____ TEXT EXTRACT

Review of the V&A museum

My review of the V&A museum that I explored virtually

Although I was unable to physically go and explore the Victoria and Albert museum, I went on a virtual tour and decided to look into Indian textiles. I found out about the wealth of their materials and the techniques used to make and decorate textiles which were quite interesting.

India’s textiles are embedded in every aspect of its identity e.g. religious worship finds expression through cloth. So much so that in ancient Greece and Babylon the very name ‘India’ was shorthand for ‘cotton’. Even global trade systems were formed on the export of Indian fabrics - supplied cotton cloth to the world for centuries

The varied geographical regions and climates provide a huge range of plant fibres and natural dyes -regions have specialities based on local resources: Assam – golden silks, Bengal – fine cotton.  Cotton and silk are the raw materials most associated with Indian textiles. Some examples include:

Woven winds - India’s finest cottons that have airy lightness.

________
____ DATASET EXCERPTS

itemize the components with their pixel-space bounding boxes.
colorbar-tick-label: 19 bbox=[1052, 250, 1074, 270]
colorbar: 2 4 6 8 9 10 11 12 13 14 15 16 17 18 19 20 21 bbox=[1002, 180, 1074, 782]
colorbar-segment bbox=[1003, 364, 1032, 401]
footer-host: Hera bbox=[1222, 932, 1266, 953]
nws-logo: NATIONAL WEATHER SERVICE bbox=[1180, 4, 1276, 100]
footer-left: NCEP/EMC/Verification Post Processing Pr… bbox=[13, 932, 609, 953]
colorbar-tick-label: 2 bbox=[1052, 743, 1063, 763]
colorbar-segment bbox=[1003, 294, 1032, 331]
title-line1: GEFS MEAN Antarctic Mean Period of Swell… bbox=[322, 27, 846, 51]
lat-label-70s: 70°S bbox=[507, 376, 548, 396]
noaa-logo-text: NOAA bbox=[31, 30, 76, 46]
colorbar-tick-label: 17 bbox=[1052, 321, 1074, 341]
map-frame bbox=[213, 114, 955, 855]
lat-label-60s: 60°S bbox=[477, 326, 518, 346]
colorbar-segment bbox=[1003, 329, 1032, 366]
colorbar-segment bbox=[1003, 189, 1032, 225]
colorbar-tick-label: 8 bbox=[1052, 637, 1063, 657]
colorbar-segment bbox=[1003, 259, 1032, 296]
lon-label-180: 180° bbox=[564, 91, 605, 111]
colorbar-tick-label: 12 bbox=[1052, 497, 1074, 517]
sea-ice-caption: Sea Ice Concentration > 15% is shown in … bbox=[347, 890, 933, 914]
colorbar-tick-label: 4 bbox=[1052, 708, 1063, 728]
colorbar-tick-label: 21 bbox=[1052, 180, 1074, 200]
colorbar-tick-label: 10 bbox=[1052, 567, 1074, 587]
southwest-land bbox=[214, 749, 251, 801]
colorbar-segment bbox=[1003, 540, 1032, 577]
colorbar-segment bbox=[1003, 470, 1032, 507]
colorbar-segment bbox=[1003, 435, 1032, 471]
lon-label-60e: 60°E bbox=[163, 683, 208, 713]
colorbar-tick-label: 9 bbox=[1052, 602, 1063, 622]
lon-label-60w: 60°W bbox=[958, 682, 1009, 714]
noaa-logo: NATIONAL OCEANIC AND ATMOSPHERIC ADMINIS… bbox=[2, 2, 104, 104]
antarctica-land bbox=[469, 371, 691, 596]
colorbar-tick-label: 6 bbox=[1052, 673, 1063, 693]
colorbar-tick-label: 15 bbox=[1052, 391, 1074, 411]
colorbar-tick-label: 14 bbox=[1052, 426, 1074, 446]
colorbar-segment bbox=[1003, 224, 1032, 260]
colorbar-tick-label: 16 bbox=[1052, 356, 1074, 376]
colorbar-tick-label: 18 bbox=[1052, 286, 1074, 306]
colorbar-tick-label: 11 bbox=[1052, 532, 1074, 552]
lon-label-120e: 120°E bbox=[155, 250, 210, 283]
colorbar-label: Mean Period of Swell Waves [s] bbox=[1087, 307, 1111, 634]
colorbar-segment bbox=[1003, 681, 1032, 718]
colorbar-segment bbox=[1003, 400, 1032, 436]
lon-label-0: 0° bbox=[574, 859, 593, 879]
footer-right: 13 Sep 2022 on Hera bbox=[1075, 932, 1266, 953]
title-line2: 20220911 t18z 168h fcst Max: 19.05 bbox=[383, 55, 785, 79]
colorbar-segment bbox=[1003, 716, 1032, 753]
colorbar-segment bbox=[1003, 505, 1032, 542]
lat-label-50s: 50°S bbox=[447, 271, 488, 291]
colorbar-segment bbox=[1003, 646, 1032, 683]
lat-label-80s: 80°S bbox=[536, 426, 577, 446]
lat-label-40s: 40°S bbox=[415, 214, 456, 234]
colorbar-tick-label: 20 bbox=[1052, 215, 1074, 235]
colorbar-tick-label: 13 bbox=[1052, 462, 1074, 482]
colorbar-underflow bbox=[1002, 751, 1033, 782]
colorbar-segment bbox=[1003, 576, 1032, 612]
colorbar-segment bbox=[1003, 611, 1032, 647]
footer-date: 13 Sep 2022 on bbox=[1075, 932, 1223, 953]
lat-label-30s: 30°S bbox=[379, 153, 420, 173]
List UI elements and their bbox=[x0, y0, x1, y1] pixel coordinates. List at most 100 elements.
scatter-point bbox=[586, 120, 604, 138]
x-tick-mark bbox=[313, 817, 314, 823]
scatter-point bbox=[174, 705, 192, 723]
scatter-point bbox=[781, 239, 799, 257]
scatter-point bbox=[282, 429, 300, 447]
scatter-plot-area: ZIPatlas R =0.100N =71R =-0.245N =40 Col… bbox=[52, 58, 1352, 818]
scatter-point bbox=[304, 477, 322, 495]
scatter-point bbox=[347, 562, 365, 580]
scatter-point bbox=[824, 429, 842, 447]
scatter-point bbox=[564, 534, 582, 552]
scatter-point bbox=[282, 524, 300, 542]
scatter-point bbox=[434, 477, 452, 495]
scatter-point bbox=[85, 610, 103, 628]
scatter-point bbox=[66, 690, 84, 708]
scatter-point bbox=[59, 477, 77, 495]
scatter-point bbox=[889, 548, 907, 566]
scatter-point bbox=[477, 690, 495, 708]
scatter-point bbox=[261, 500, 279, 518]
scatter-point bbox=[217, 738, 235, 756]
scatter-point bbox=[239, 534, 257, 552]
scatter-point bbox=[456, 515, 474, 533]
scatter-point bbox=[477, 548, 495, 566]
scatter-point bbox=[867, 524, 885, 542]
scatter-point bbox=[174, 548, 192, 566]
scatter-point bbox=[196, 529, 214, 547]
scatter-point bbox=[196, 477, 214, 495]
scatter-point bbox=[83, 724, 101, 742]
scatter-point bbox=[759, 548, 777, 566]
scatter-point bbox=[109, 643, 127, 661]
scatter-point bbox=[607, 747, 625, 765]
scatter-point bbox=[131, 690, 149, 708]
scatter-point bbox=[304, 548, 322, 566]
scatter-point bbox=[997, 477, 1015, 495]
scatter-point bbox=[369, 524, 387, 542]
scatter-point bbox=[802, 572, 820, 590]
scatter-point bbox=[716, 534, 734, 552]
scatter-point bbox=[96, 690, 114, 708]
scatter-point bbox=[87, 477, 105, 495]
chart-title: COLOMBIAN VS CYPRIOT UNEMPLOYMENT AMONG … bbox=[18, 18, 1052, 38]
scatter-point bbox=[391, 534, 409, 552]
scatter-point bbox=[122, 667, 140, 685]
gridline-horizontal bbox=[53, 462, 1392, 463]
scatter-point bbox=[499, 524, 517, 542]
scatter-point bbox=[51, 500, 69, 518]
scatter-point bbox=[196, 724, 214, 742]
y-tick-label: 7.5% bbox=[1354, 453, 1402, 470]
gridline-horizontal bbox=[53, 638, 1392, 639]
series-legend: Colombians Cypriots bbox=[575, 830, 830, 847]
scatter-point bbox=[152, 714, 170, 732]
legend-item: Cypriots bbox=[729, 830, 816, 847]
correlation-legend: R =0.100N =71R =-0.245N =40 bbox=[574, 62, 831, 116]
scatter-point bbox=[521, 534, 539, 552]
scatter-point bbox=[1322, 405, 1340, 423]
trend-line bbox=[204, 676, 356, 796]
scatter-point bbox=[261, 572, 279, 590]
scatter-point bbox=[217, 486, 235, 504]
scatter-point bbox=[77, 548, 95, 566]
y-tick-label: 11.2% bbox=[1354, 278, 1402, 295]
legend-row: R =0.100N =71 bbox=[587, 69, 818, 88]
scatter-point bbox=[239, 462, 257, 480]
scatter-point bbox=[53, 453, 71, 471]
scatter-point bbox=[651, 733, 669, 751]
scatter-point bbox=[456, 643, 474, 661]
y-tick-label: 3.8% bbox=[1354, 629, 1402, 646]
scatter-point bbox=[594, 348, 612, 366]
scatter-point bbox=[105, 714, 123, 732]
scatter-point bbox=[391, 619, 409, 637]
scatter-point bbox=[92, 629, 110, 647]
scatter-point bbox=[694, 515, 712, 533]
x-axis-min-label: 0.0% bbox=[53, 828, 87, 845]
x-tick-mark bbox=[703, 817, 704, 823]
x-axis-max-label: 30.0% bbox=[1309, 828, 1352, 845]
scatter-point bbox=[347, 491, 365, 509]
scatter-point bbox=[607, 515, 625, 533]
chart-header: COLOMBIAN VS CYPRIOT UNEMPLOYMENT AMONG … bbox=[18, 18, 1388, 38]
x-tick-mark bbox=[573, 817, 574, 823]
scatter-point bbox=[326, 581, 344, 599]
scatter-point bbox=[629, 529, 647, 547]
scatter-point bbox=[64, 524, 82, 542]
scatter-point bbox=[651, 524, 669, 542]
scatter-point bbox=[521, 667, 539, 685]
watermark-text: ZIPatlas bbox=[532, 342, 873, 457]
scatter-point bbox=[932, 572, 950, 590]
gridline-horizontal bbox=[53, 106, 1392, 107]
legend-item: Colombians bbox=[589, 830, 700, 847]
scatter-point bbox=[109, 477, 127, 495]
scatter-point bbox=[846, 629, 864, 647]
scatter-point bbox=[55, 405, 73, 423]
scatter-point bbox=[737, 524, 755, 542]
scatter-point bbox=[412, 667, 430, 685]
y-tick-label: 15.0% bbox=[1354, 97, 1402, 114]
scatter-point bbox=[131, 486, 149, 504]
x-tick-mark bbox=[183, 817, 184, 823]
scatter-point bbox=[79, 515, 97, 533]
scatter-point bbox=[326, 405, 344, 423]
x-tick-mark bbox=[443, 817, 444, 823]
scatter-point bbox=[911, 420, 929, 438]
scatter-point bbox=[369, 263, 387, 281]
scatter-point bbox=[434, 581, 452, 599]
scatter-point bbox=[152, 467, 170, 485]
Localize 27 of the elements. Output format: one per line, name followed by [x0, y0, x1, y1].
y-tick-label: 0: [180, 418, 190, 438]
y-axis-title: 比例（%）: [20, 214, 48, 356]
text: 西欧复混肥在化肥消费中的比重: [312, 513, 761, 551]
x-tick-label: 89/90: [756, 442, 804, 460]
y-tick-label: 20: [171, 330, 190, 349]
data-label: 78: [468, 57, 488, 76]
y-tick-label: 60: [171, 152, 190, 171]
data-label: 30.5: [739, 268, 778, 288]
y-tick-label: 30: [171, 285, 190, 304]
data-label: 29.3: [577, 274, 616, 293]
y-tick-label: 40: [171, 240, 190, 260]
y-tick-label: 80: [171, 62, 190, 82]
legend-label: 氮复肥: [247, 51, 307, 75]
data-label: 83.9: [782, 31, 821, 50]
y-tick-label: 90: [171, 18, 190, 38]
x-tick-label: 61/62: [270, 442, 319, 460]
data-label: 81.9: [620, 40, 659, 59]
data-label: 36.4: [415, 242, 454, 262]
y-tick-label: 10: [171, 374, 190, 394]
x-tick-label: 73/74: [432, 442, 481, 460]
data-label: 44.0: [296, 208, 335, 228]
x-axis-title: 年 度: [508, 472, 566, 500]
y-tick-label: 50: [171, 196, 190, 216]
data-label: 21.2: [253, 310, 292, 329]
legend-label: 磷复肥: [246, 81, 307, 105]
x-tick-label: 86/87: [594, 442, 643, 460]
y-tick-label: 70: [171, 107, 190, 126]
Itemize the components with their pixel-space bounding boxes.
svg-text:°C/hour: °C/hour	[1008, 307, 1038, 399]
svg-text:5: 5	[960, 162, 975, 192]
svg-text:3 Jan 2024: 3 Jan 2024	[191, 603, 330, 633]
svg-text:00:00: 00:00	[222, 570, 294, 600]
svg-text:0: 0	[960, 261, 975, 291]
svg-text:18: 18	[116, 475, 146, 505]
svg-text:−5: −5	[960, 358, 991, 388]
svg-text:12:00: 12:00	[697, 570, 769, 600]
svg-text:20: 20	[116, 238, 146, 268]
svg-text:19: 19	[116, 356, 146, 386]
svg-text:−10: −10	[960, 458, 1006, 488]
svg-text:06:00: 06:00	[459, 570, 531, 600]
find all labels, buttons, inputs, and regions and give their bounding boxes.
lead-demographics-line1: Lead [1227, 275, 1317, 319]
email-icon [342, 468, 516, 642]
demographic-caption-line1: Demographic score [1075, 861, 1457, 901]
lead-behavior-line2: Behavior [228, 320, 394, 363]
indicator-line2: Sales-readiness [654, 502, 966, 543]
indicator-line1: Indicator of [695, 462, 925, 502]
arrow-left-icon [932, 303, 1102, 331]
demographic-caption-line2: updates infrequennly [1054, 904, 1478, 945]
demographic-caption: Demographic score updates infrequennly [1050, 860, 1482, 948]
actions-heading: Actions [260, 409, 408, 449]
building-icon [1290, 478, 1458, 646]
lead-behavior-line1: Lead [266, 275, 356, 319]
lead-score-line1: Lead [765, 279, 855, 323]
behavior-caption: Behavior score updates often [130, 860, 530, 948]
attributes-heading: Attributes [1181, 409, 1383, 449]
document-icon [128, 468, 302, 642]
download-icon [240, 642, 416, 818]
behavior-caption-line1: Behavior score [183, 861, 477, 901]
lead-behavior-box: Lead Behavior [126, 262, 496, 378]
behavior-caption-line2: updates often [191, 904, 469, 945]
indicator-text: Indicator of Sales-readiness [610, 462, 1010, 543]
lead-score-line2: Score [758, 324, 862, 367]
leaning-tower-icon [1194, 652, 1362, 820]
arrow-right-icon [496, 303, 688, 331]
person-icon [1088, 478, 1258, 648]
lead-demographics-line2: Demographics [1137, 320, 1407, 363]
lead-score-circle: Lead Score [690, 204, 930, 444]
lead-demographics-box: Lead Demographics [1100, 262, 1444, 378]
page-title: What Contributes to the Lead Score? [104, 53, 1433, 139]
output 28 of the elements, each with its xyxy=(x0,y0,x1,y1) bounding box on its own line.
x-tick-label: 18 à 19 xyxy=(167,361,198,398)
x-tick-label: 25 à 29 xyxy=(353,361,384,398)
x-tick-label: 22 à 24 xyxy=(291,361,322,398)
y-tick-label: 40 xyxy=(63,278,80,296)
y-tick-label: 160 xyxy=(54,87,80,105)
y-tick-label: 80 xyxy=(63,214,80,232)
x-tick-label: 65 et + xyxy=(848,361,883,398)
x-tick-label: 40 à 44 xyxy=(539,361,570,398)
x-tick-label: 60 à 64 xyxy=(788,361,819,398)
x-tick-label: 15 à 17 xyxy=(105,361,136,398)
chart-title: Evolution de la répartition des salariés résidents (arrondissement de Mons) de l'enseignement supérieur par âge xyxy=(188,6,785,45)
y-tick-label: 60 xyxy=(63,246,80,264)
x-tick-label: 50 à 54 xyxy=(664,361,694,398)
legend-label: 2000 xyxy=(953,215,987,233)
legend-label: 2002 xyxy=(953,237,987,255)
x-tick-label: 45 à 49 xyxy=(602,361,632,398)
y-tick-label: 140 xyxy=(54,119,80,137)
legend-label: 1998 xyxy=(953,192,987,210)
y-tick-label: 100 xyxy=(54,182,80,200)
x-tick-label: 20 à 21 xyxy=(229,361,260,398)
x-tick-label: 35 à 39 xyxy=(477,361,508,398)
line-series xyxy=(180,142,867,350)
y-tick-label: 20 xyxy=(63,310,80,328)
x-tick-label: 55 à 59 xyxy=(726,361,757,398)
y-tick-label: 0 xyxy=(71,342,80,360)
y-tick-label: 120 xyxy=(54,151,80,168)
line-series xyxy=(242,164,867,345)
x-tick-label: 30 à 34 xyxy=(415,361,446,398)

________

In the V&A museum review at the top of the page, reproduce the passage that begins at "My review of" and stops after "were quite interesting.".

**RESPONSE TO THIS EXERCISE:**
My review of the V&A museum that I explored virtually

Although I was unable to physically go and explore the Victoria and Albert museum, I went on a virtual tour and decided to look into Indian textiles. I found out about the wealth of their materials and the techniques used to make and decorate textiles which were quite interesting.